■ EXERCISE REQUIREMENTS: Locate each line with the string "object" in the listing below and copy it.
--- Start of SUPPLIED RECORDS ---
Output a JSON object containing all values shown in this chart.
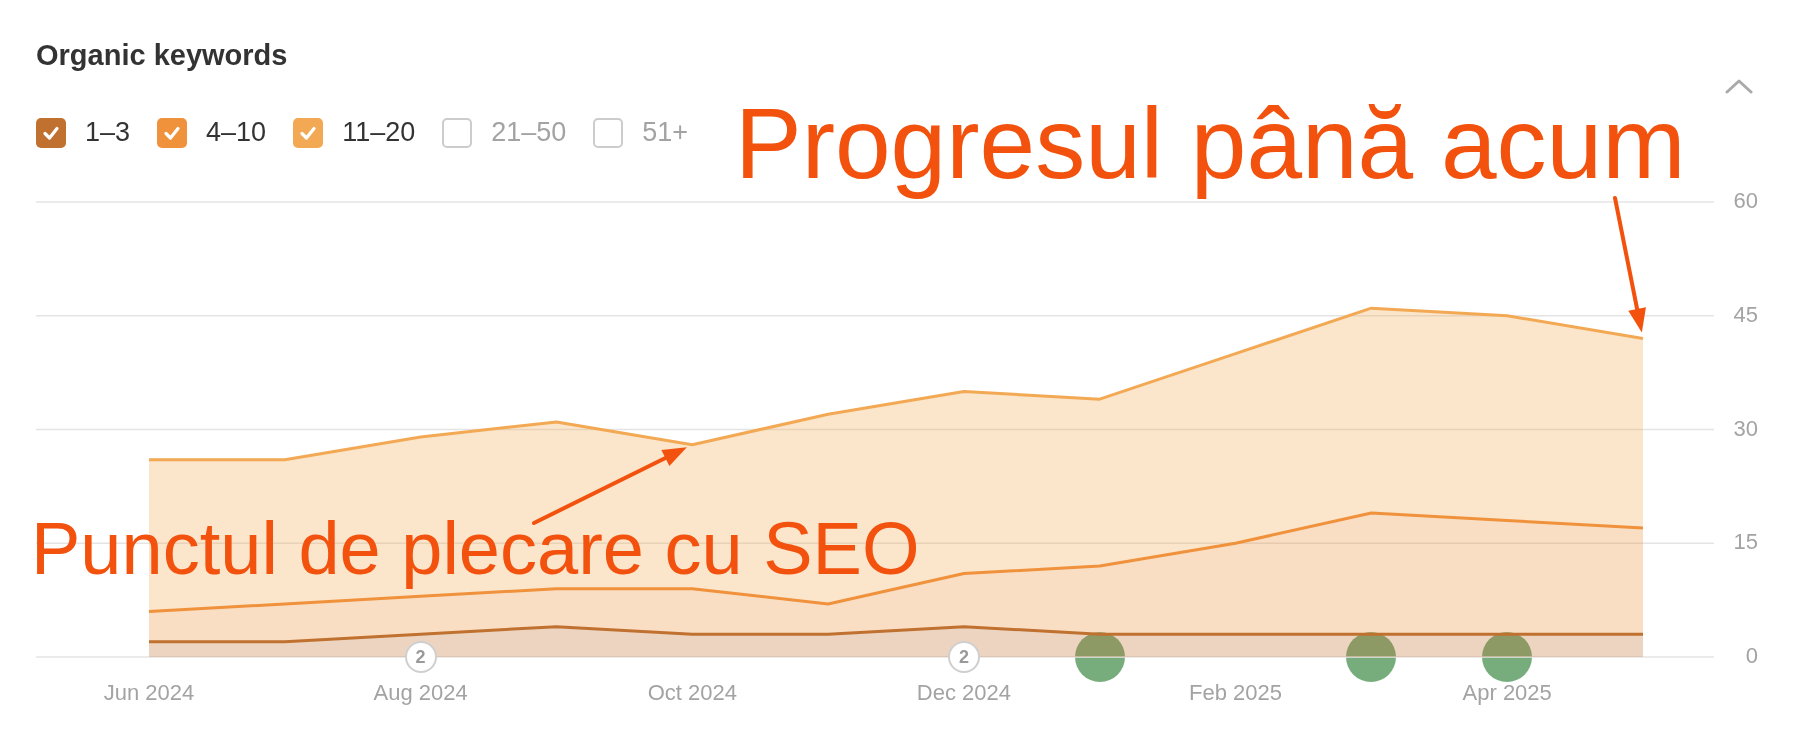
{
  "chart_data": {
    "type": "area",
    "title": "Organic keywords",
    "categories": [
      "Jun 2024",
      null,
      "Aug 2024",
      null,
      "Oct 2024",
      null,
      "Dec 2024",
      null,
      "Feb 2025",
      null,
      "Apr 2025",
      null
    ],
    "series": [
      {
        "name": "1–3",
        "color": "#c0712f",
        "values": [
          2,
          2,
          3,
          4,
          3,
          3,
          4,
          3,
          3,
          3,
          3,
          3
        ]
      },
      {
        "name": "4–10",
        "color": "#f0913c",
        "values": [
          4,
          5,
          5,
          5,
          6,
          4,
          7,
          9,
          12,
          16,
          15,
          14
        ]
      },
      {
        "name": "11–20",
        "color": "#f3a954",
        "values": [
          20,
          19,
          21,
          22,
          19,
          25,
          24,
          22,
          25,
          27,
          27,
          25
        ]
      },
      {
        "name": "21–50",
        "values": [
          null,
          null,
          null,
          null,
          null,
          null,
          null,
          null,
          null,
          null,
          null,
          null
        ]
      },
      {
        "name": "51+",
        "values": [
          null,
          null,
          null,
          null,
          null,
          null,
          null,
          null,
          null,
          null,
          null,
          null
        ]
      }
    ],
    "stacked": true,
    "ylim": [
      0,
      60
    ],
    "yticks": [
      0,
      15,
      30,
      45,
      60
    ],
    "grid": "y",
    "legend": "top left",
    "marker": "none",
    "annotations": [
      {
        "text": "Punctul de plecare cu SEO",
        "x": "Oct 2024",
        "y": 28
      },
      "Progresul până acum",
      {
        "text": "2",
        "x": "Aug 2024"
      },
      {
        "text": "2",
        "x": "Dec 2024"
      }
    ]
  }
}
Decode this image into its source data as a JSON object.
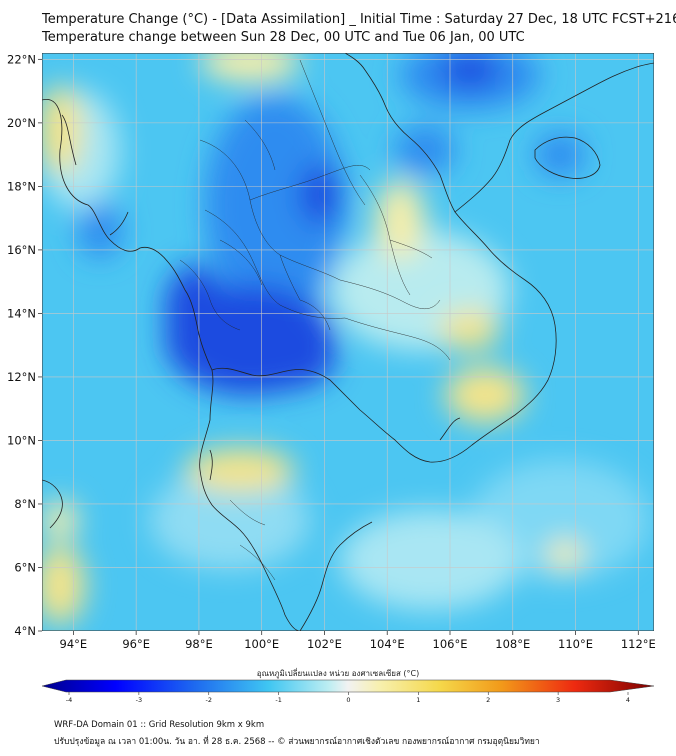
--- End of SUPPLIED RECORDS ---
■ TASK SOLUTION:
Output a JSON object containing all values shown in this chart.
Decode this image into its source data as a JSON object.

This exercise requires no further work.